>> BEGIN

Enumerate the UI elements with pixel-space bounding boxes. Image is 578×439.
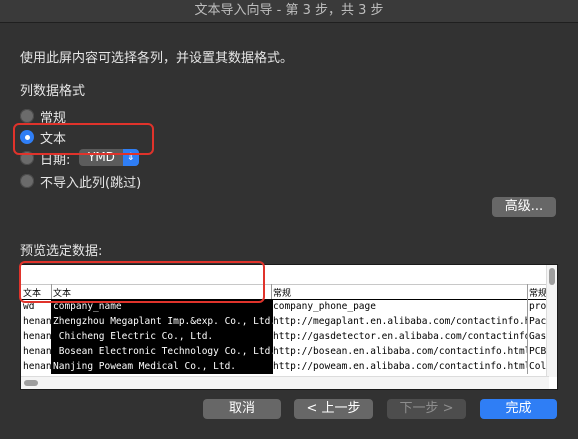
table-cell: Bosean Electronic Technology Co., Ltd. — [51, 344, 273, 359]
table-row: henan Zhengzhou Megaplant Imp.&exp. Co.,… — [21, 314, 549, 329]
table-cell: henan — [23, 331, 51, 342]
table-cell: http://bosean.en.alibaba.com/contactinfo… — [273, 346, 527, 357]
table-cell: Zhengzhou Megaplant Imp.&exp. Co., Ltd. — [51, 314, 273, 329]
instruction-text: 使用此屏内容可选择各列，并设置其数据格式。 — [20, 51, 294, 66]
table-cell: http://gasdetector.en.alibaba.com/contac… — [273, 331, 527, 342]
preview-empty-row — [21, 265, 549, 283]
preview-header-col1[interactable]: 文本 — [23, 286, 41, 299]
radio-skip[interactable]: 不导入此列(跳过) — [20, 172, 142, 191]
preview-table[interactable]: 文本 文本 常规 常规 wd company_name company_phon… — [20, 264, 558, 390]
preview-header-col4[interactable]: 常规 — [529, 286, 547, 299]
back-button[interactable]: < 上一步 — [294, 399, 373, 419]
table-row: henan Bosean Electronic Technology Co., … — [21, 344, 549, 359]
table-cell: Chicheng Electric Co., Ltd. — [51, 329, 273, 344]
table-row: wd company_name company_phone_page prod — [21, 299, 549, 314]
table-cell: http://megaplant.en.alibaba.com/contacti… — [273, 316, 527, 327]
finish-button[interactable]: 完成 — [480, 399, 557, 419]
horizontal-scroll-thumb[interactable] — [24, 380, 38, 386]
preview-header-col3[interactable]: 常规 — [273, 286, 291, 299]
cancel-button[interactable]: 取消 — [203, 399, 281, 419]
preview-header-row: 文本 文本 常规 常规 — [21, 284, 549, 300]
radio-date-label: 日期: — [40, 152, 71, 168]
next-button[interactable]: 下一步 > — [387, 399, 466, 419]
table-cell: company_phone_page — [273, 301, 376, 312]
vertical-scroll-thumb[interactable] — [549, 268, 555, 285]
radio-general-button[interactable] — [20, 109, 34, 123]
table-cell: Nanjing Poweam Medical Co., Ltd. — [51, 359, 273, 374]
preview-label: 预览选定数据: — [20, 244, 103, 259]
radio-date[interactable]: 日期: — [20, 149, 71, 168]
table-row: henan Nanjing Poweam Medical Co., Ltd. h… — [21, 359, 549, 374]
radio-general-label: 常规 — [40, 110, 67, 126]
chevron-updown-icon: ⇕ — [123, 149, 139, 166]
radio-skip-button[interactable] — [20, 174, 34, 188]
table-row: henan Chicheng Electric Co., Ltd. http:/… — [21, 329, 549, 344]
table-cell: henan — [23, 316, 51, 327]
horizontal-scrollbar[interactable] — [21, 376, 549, 389]
radio-date-button[interactable] — [20, 151, 34, 165]
column-format-title: 列数据格式 — [20, 84, 86, 99]
window-title: 文本导入向导 - 第 3 步，共 3 步 — [0, 0, 578, 23]
table-cell: henan — [23, 361, 51, 372]
vertical-scrollbar[interactable] — [546, 265, 557, 377]
radio-skip-label: 不导入此列(跳过) — [40, 175, 142, 191]
advanced-button[interactable]: 高级... — [492, 197, 556, 217]
radio-text-label: 文本 — [40, 131, 67, 147]
date-format-select[interactable]: YMD ⇕ — [79, 149, 139, 166]
table-cell: company_name — [51, 299, 273, 314]
date-format-value: YMD — [88, 150, 115, 164]
radio-general[interactable]: 常规 — [20, 107, 67, 126]
preview-header-col2[interactable]: 文本 — [53, 286, 71, 299]
table-cell: http://poweam.en.alibaba.com/contactinfo… — [273, 361, 527, 372]
table-cell: henan — [23, 346, 51, 357]
radio-text-button[interactable] — [20, 130, 34, 144]
table-cell: wd — [23, 301, 35, 312]
radio-text[interactable]: 文本 — [20, 128, 67, 147]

>> END

◆ WRITTEN PROBLEM
Reproduce all of the data above line for line, leaving out the pictures.

◆ CORRECT ANSWER
Enumerate the UI elements with pixel-space bounding boxes. Image is 578×439.
table-cell: Bosean Electronic Technology Co., Ltd. — [51, 344, 273, 359]
table-row: henan Zhengzhou Megaplant Imp.&exp. Co.,… — [21, 314, 549, 329]
table-cell: henan — [23, 331, 51, 342]
table-cell: http://bosean.en.alibaba.com/contactinfo… — [273, 346, 527, 357]
table-cell: Zhengzhou Megaplant Imp.&exp. Co., Ltd. — [51, 314, 273, 329]
instruction-text: 使用此屏内容可选择各列，并设置其数据格式。 — [20, 51, 294, 66]
table-cell: http://gasdetector.en.alibaba.com/contac… — [273, 331, 527, 342]
preview-empty-row — [21, 265, 549, 283]
preview-header-col1[interactable]: 文本 — [23, 286, 41, 299]
radio-skip[interactable]: 不导入此列(跳过) — [20, 172, 142, 191]
preview-table[interactable]: 文本 文本 常规 常规 wd company_name company_phon… — [20, 264, 558, 390]
preview-header-col4[interactable]: 常规 — [529, 286, 547, 299]
back-button[interactable]: < 上一步 — [294, 399, 373, 419]
table-row: henan Bosean Electronic Technology Co., … — [21, 344, 549, 359]
table-cell: Chicheng Electric Co., Ltd. — [51, 329, 273, 344]
table-row: wd company_name company_phone_page prod — [21, 299, 549, 314]
table-cell: http://megaplant.en.alibaba.com/contacti… — [273, 316, 527, 327]
finish-button[interactable]: 完成 — [480, 399, 557, 419]
horizontal-scroll-thumb[interactable] — [24, 380, 38, 386]
preview-header-col3[interactable]: 常规 — [273, 286, 291, 299]
cancel-button[interactable]: 取消 — [203, 399, 281, 419]
preview-header-row: 文本 文本 常规 常规 — [21, 284, 549, 300]
radio-date-label: 日期: — [40, 152, 71, 168]
next-button[interactable]: 下一步 > — [387, 399, 466, 419]
table-cell: company_phone_page — [273, 301, 376, 312]
vertical-scroll-thumb[interactable] — [549, 268, 555, 285]
radio-general-button[interactable] — [20, 109, 34, 123]
table-cell: Nanjing Poweam Medical Co., Ltd. — [51, 359, 273, 374]
preview-label: 预览选定数据: — [20, 244, 103, 259]
radio-date[interactable]: 日期: — [20, 149, 71, 168]
table-row: henan Nanjing Poweam Medical Co., Ltd. h… — [21, 359, 549, 374]
radio-general-label: 常规 — [40, 110, 67, 126]
chevron-updown-icon: ⇕ — [123, 149, 139, 166]
radio-skip-button[interactable] — [20, 174, 34, 188]
table-row: henan Chicheng Electric Co., Ltd. http:/… — [21, 329, 549, 344]
table-cell: henan — [23, 316, 51, 327]
horizontal-scrollbar[interactable] — [21, 376, 549, 389]
radio-date-button[interactable] — [20, 151, 34, 165]
column-format-title: 列数据格式 — [20, 84, 86, 99]
window-title: 文本导入向导 - 第 3 步，共 3 步 — [0, 0, 578, 23]
table-cell: henan — [23, 361, 51, 372]
vertical-scrollbar[interactable] — [546, 265, 557, 377]
radio-skip-label: 不导入此列(跳过) — [40, 175, 142, 191]
advanced-button[interactable]: 高级... — [492, 197, 556, 217]
radio-text-label: 文本 — [40, 131, 67, 147]
date-format-select[interactable]: YMD ⇕ — [79, 149, 139, 166]
table-cell: company_name — [51, 299, 273, 314]
date-format-value: YMD — [88, 150, 115, 164]
radio-general[interactable]: 常规 — [20, 107, 67, 126]
preview-header-col2[interactable]: 文本 — [53, 286, 71, 299]
table-cell: http://poweam.en.alibaba.com/contactinfo… — [273, 361, 527, 372]
table-cell: henan — [23, 346, 51, 357]
radio-text-button[interactable] — [20, 130, 34, 144]
table-cell: wd — [23, 301, 35, 312]
radio-text[interactable]: 文本 — [20, 128, 67, 147]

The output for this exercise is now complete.